> **PROBLEMS TO WORK ON**
[a] Translate this sentence from the stock appreciation rights plan excerpt below into French: "The Plan shall be administered and interpreted by the Committee."
[b] Continue the stock appreciation rights plan excerpt below, beginning after its final sentence.

> **TEXT EXCERPT**
--- begin ---

The Plan shall be administered and interpreted by the Committee. In its absolute discretion, the Board may at any time and from time to time exercise any
and all rights and duties of the Committee under this Plan except with respect to matters which under Rule 16b-3, or any regulations or rules issued thereunder, are required to be
determined in the sole discretion of the Committee. 

        3.2   AWARDS.
The Committee shall have full authority to grant Stock Appreciation Rights pursuant to the terms of this Plan: 

        (a)   to
select the Eligible Employees and/or Service Providers to whom Stock Appreciation Rights may from time to time be granted hereunder; 

        (b)   to
determine whether and to what extent Stock Appreciation Rights are to be granted hereunder to one or more Eligible Employees and/or Service Providers; 

        (c)   to
determine, in accordance with the terms of this Plan, the number of shares of Common Stock to be covered by each Award to a Participant hereunder; 

        (d)   to
determine the terms and conditions, not inconsistent with the terms of this Plan, of any Award granted hereunder to a Participant; 

        (e)   to
modify, extend or renew an Award, subject to Article VIII hereof; and 

        (f)    to
grant Awards under the Plan as a conversion from, and replacement of, comparable rights held by employees of another entity who become Eligible Employees of a
Affiliated Company as the result of a merger or consolidation of the employing entity with a Affiliated Company, or as the result of the acquisition by the Company or a Affiliated Company of property
or stock of the employing corporation. The Company may direct that replacement Awards be granted on such terms and conditions as the Committee considers appropriate in the circumstances.

--- end ---

> **INFORMATION SHOWN**

--- begin ---

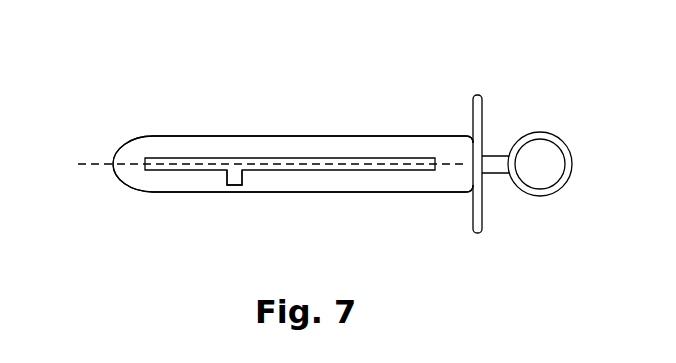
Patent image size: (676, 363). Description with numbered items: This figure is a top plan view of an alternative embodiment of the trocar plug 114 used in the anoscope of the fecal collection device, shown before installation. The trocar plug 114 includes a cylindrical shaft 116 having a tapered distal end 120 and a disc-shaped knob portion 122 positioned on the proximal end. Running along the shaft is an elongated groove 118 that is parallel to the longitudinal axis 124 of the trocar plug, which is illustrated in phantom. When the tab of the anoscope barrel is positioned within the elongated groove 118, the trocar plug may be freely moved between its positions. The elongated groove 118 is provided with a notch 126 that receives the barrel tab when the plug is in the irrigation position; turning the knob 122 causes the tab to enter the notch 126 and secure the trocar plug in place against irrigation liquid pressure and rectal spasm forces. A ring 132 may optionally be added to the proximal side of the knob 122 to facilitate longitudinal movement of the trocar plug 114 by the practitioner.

The trocar plug 114 is at (124, 34).
The cylindrical shaft 116 is at (358, 136).
The elongated groove 118 is at (332, 170).
The tapered distal end 120 is at (123, 148).
The disc-shaped knob portion 122 is at (477, 92).
The longitudinal axis 124 is at (90, 166).
The notch 126 is at (233, 185).
The ring 132 is at (537, 195).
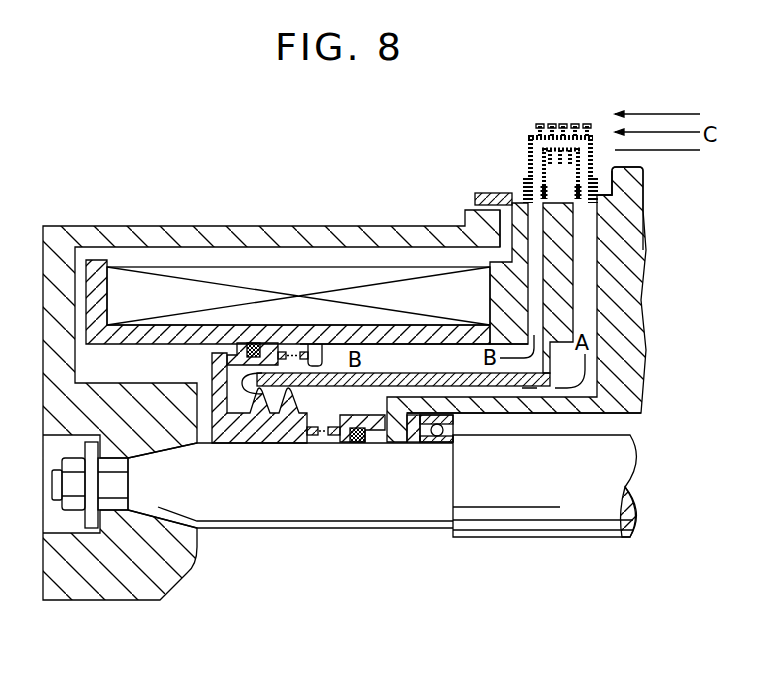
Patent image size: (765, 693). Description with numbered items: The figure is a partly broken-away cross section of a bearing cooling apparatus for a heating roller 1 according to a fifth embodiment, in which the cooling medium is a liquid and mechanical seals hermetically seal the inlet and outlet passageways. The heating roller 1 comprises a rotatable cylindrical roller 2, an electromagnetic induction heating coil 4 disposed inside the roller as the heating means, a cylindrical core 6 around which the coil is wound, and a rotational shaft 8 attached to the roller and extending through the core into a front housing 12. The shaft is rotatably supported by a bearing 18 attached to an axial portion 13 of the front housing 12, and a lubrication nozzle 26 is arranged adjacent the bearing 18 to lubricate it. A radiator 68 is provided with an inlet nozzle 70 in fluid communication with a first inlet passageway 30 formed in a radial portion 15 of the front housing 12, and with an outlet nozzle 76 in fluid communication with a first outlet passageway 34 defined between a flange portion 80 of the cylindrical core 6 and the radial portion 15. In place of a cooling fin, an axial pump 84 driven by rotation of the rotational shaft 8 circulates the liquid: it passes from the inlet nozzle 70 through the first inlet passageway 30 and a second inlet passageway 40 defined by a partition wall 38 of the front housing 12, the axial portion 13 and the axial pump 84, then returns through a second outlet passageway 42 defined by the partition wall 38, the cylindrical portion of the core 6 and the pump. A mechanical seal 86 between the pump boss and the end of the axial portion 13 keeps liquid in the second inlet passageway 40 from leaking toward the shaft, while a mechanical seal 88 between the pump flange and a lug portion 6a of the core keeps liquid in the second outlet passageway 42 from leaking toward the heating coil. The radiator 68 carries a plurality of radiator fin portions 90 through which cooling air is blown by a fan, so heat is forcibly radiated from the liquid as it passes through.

--- end ---

> **ANSWERS TO THE EXERCISES**
[a] Le Plan sera administré et interprété par le Comité.

[b]
        3.3   AWARD
AGREEMENT. Each Stock Appreciation Right shall be evidenced by a written Award Agreement, which shall be executed by the Participant and an authorized officer of
the Company and which shall contain such terms and conditions as the Committee shall determine, consistent with this Plan. 

        3.4   GUIDELINES.
Subject to Article VIII hereof, the Committee shall have the authority to adopt, alter and repeal such administrative rules, guidelines and practices
governing this Plan and perform all acts, including the delegation of its administrative responsibilities, as it shall, from time to 

3

 

time,
deem advisable; to construe and interpret the terms and provisions of this Plan and any Award issued under this Plan (and any agreements relating thereto); and to otherwise supervise the
administration of this Plan. The Committee may correct any defect, supply any omission or reconcile any inconsistency in this Plan or in any agreement relating thereto in the manner and to the extent
it shall deem necessary to carry this Plan into effect. The Committee may adopt special guidelines and provisions for persons who are residing in, or subject to the taxes of, countries other than the
United States to comply with applicable tax and securities laws. 

        3.5   DECISIONS
FINAL. Any decision, interpretation or other action made or taken in good faith by or at the direction of the Company or the Committee (or any of its members)
arising out of or in connection with the Plan shall be within the absolute discretion of all and each of them, as the case may be, and shall be final, binding and conclusive on the Company and all
employees and Participants and their respective heirs, executors, administrators, successors and assigns. The Committee shall not be bound to any standards of uniformity or similarity of action,
interpretation or conduct in the discharge of its duties hereunder, regardless of the apparent similarity of the matters coming before it. 

        3.6   RELIANCE
ON COUNSEL. The Company or the Committee may consult with legal counsel, who may be counsel for the Company or other counsel, with respect to its obligations or
duties hereunder, or with respect to any action or proceeding or any question of law, and shall not be liable with respect to any action taken or omitted by it in good faith pursuant to the advice of
such counsel. 

        3.7   PROCEDURES.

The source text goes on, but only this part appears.